* start Record set *

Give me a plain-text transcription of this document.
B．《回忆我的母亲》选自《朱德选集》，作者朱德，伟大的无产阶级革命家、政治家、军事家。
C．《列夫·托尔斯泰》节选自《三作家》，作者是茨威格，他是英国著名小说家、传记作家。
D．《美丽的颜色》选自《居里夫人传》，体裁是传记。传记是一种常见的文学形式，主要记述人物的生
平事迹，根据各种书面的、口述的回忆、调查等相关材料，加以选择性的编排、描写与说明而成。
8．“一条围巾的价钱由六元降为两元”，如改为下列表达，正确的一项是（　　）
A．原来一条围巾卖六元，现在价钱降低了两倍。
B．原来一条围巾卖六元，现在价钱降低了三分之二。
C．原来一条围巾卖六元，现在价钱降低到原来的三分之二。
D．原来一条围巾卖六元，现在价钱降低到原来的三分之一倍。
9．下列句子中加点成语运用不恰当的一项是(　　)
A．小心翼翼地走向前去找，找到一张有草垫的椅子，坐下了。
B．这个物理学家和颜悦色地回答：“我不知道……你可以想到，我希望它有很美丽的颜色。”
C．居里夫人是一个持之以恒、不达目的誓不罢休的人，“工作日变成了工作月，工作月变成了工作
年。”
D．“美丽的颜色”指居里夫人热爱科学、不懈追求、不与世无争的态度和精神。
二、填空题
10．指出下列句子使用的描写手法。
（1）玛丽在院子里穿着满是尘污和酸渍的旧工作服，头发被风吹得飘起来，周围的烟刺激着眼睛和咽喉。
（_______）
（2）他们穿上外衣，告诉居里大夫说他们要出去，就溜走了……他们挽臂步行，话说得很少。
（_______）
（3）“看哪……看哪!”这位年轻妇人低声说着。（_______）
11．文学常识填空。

* end Record set *
* start Record set *

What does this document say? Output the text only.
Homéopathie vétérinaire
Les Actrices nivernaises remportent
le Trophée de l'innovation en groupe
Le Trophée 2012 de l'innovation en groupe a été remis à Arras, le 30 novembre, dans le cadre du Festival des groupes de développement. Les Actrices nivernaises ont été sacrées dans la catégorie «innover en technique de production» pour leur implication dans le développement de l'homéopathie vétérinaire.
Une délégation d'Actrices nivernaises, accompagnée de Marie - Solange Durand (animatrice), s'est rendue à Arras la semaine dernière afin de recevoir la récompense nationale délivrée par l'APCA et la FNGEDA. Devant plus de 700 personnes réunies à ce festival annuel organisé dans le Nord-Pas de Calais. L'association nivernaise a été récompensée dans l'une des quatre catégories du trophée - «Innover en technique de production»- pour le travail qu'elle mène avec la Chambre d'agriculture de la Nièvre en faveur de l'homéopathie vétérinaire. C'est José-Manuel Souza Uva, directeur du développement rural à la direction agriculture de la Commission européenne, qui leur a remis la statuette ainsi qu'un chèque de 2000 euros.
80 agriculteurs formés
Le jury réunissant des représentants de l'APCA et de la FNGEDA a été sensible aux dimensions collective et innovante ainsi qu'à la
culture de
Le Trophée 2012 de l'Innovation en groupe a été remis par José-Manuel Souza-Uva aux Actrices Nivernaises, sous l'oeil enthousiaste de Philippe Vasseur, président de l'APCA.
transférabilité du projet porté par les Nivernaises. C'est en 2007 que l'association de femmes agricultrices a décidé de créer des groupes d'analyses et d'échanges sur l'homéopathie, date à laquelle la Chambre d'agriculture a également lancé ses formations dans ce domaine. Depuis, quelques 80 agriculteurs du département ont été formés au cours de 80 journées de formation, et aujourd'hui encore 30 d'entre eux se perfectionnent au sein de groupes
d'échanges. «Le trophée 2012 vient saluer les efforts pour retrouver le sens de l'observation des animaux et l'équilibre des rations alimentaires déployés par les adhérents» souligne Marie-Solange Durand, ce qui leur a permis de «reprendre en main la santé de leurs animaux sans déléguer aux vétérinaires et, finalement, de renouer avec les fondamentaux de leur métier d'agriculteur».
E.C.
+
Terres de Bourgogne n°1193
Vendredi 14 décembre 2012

* end Record set *
* start Record set *

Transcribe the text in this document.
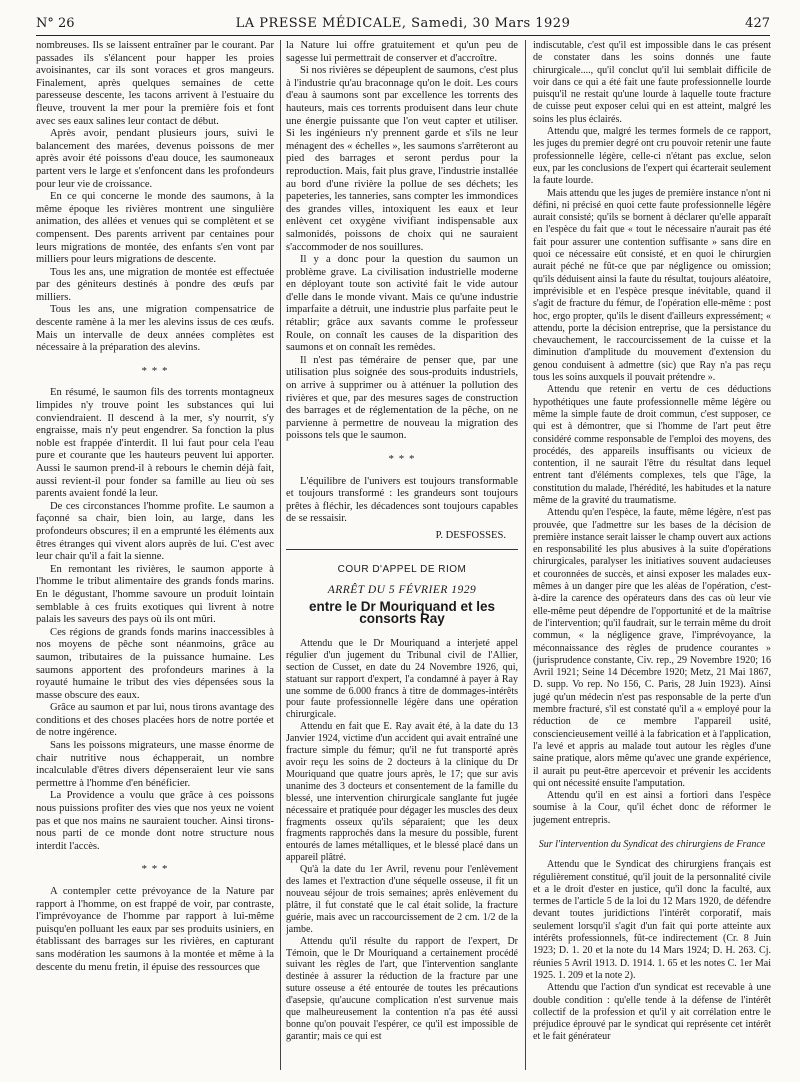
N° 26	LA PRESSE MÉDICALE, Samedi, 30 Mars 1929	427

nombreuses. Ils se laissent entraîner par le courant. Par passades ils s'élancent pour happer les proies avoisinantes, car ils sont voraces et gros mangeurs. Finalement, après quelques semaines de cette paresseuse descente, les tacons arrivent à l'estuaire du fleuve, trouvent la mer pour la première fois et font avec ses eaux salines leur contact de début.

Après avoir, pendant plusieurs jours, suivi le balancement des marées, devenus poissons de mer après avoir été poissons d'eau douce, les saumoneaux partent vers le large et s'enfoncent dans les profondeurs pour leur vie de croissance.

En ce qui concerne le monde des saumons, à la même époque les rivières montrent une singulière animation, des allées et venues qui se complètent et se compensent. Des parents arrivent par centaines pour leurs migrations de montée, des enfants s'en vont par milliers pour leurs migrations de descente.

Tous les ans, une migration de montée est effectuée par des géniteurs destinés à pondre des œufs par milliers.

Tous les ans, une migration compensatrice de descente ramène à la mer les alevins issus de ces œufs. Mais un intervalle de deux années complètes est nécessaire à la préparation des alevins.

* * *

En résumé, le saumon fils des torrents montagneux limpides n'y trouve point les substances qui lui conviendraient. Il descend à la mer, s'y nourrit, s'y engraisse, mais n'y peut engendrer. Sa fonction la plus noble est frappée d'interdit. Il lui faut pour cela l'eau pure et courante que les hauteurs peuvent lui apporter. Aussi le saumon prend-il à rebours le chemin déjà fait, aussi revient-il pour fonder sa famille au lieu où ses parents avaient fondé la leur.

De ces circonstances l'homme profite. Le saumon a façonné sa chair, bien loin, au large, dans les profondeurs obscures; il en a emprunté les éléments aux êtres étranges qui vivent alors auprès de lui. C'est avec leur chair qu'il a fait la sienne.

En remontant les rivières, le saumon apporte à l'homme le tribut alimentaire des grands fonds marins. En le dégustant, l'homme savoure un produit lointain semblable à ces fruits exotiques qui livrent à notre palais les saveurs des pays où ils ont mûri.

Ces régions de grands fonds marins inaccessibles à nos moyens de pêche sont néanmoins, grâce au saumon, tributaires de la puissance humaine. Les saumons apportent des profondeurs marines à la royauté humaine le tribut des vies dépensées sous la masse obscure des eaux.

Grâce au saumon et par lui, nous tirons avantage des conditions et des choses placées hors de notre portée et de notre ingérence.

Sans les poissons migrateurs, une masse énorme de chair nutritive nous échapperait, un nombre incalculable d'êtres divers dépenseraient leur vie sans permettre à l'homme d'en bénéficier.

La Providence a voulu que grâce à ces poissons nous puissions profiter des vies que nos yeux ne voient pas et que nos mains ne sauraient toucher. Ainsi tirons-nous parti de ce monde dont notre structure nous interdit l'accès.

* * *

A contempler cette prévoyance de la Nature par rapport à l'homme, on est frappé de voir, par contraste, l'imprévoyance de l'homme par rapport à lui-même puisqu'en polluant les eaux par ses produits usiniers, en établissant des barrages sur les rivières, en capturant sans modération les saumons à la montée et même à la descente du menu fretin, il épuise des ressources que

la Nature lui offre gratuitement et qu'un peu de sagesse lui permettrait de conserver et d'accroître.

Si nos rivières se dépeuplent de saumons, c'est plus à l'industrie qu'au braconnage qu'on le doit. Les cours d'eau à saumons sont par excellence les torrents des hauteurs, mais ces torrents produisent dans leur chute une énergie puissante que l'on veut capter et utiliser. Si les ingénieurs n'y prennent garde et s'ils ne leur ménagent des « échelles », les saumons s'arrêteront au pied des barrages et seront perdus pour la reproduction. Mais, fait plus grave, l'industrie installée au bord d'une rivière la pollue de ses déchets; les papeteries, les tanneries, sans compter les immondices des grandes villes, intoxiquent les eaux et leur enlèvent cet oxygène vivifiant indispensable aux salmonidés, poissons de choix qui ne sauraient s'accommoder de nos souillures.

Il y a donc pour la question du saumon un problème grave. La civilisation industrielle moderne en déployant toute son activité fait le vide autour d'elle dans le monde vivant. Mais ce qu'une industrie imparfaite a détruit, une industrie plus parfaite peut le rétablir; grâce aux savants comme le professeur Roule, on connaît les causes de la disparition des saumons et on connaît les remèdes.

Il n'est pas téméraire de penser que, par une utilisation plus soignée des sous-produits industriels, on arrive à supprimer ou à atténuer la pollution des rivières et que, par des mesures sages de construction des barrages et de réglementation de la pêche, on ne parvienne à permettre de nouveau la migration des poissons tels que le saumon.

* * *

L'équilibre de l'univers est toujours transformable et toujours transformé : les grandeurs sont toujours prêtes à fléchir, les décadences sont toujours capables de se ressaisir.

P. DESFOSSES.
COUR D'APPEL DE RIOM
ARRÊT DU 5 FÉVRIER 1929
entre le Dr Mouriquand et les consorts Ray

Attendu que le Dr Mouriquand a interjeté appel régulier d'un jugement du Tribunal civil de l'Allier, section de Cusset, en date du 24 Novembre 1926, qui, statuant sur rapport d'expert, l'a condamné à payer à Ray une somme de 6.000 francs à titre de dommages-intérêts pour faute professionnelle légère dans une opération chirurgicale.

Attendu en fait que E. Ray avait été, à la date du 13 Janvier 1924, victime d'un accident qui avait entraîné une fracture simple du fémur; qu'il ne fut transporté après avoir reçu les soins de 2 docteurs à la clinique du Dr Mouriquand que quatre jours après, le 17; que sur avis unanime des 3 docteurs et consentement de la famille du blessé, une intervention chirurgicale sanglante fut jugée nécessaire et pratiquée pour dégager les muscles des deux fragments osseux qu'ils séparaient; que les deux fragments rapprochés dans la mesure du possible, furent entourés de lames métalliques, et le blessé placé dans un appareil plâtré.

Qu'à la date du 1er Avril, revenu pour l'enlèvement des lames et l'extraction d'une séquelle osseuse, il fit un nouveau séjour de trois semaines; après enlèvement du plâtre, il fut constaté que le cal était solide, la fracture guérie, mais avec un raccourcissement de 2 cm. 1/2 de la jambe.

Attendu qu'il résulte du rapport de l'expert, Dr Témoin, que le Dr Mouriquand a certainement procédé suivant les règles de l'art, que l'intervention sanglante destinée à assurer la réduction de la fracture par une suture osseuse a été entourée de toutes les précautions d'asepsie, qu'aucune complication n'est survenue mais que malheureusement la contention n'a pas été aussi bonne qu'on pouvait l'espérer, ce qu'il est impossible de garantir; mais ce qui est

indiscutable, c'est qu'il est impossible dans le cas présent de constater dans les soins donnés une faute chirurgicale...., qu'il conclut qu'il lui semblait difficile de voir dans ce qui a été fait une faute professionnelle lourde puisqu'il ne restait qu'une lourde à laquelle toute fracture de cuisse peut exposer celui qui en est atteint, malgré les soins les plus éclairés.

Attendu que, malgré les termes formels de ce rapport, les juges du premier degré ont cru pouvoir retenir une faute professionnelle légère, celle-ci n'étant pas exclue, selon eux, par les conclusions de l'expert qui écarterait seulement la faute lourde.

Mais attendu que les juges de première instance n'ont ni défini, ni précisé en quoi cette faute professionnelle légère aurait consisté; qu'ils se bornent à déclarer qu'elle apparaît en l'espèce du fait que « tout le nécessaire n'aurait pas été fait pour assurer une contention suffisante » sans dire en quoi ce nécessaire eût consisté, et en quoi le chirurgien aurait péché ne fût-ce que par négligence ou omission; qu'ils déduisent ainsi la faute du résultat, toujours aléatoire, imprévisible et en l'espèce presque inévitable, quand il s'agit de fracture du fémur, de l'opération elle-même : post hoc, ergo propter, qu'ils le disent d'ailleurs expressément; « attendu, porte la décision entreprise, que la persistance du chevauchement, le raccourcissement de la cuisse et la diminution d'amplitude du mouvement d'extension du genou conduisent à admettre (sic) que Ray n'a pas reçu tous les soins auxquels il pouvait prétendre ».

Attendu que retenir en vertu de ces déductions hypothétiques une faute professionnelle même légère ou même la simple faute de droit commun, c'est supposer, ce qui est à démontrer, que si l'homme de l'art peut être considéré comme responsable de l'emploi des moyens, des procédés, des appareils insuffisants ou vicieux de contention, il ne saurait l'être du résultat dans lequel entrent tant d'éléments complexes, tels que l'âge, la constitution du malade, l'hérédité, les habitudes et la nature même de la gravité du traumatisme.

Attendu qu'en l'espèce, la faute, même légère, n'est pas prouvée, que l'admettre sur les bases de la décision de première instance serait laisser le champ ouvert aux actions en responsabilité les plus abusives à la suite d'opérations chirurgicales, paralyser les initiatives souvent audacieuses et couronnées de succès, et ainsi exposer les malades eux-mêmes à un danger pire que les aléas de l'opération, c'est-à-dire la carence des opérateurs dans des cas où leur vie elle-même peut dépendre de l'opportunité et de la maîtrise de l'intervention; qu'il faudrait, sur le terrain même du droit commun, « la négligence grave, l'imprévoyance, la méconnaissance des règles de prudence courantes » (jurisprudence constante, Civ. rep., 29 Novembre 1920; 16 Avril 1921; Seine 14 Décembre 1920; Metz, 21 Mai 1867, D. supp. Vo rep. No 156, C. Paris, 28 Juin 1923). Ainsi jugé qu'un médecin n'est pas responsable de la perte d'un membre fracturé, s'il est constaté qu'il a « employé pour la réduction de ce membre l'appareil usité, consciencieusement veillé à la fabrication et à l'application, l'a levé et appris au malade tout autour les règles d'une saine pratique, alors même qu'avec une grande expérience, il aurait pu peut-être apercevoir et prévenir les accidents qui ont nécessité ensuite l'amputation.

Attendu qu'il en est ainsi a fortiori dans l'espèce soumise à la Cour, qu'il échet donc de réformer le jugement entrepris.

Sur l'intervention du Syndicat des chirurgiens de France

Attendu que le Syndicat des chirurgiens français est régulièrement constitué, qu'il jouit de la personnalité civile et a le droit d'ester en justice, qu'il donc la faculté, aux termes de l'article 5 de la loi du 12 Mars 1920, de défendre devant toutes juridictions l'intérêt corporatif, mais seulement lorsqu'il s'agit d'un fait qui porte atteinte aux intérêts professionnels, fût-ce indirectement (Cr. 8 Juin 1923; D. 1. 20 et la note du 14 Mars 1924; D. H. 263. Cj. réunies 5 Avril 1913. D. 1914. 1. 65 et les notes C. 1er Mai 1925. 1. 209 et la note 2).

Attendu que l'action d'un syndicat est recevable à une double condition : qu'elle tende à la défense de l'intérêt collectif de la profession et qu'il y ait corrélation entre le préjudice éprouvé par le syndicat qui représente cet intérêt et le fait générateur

* end Record set *

* [Given task]: Select every line in the records above that contains the word "famille".

* [Written response]:
En résumé, le saumon fils des torrents montagneux limpides n'y trouve point les substances qui lui conviendraient. Il descend à la mer, s'y nourrit, s'y engraisse, mais n'y peut engendrer. Sa fonction la plus noble est frappée d'interdit. Il lui faut pour cela l'eau pure et courante que les hauteurs peuvent lui apporter. Aussi le saumon prend-il à rebours le chemin déjà fait, aussi revient-il pour fonder sa famille au lieu où ses parents avaient fondé la leur.
Attendu en fait que E. Ray avait été, à la date du 13 Janvier 1924, victime d'un accident qui avait entraîné une fracture simple du fémur; qu'il ne fut transporté après avoir reçu les soins de 2 docteurs à la clinique du Dr Mouriquand que quatre jours après, le 17; que sur avis unanime des 3 docteurs et consentement de la famille du blessé, une intervention chirurgicale sanglante fut jugée nécessaire et pratiquée pour dégager les muscles des deux fragments osseux qu'ils séparaient; que les deux fragments rapprochés dans la mesure du possible, furent entourés de lames métalliques, et le blessé placé dans un appareil plâtré.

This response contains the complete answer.